A block of data:

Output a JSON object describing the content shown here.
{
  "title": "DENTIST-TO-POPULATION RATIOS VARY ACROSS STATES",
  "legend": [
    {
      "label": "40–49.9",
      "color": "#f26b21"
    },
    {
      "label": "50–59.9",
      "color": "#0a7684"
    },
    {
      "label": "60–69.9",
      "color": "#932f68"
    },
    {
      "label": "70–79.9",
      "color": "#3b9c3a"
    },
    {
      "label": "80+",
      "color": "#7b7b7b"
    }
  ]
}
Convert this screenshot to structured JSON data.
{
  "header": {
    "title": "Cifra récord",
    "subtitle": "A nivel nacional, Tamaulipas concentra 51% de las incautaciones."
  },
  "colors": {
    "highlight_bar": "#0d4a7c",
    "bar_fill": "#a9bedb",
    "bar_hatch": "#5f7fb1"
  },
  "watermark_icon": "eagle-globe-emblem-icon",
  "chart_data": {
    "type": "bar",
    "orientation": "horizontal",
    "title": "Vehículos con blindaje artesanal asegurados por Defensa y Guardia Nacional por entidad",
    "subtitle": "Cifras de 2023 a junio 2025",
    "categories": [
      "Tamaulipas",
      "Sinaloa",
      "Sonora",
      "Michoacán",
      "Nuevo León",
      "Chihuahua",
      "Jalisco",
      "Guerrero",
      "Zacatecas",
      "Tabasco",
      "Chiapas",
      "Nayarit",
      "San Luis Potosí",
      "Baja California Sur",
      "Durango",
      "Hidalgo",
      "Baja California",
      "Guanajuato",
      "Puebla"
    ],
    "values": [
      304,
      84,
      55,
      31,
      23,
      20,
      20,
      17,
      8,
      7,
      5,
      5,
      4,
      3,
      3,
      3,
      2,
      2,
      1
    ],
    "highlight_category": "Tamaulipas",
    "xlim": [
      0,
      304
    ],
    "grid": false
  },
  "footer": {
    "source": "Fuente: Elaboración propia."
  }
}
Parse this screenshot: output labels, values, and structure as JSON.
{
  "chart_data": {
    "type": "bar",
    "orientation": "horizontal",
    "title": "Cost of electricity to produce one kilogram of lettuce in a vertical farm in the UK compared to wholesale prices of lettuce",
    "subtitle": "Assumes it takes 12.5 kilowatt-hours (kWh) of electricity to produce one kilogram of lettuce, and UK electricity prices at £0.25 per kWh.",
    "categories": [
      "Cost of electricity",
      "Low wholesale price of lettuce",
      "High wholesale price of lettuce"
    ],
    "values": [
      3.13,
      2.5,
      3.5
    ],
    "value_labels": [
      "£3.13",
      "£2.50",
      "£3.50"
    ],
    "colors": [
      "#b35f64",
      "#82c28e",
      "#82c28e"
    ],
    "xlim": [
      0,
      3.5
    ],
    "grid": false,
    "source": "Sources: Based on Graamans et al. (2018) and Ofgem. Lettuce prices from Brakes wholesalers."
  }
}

- WHAT THIS TASK INVOLVES -
Locate all lines in the listing above with the word "Baja". Copy them.

- COMPLETED TASK -
      "Baja California Sur",
      "Baja California",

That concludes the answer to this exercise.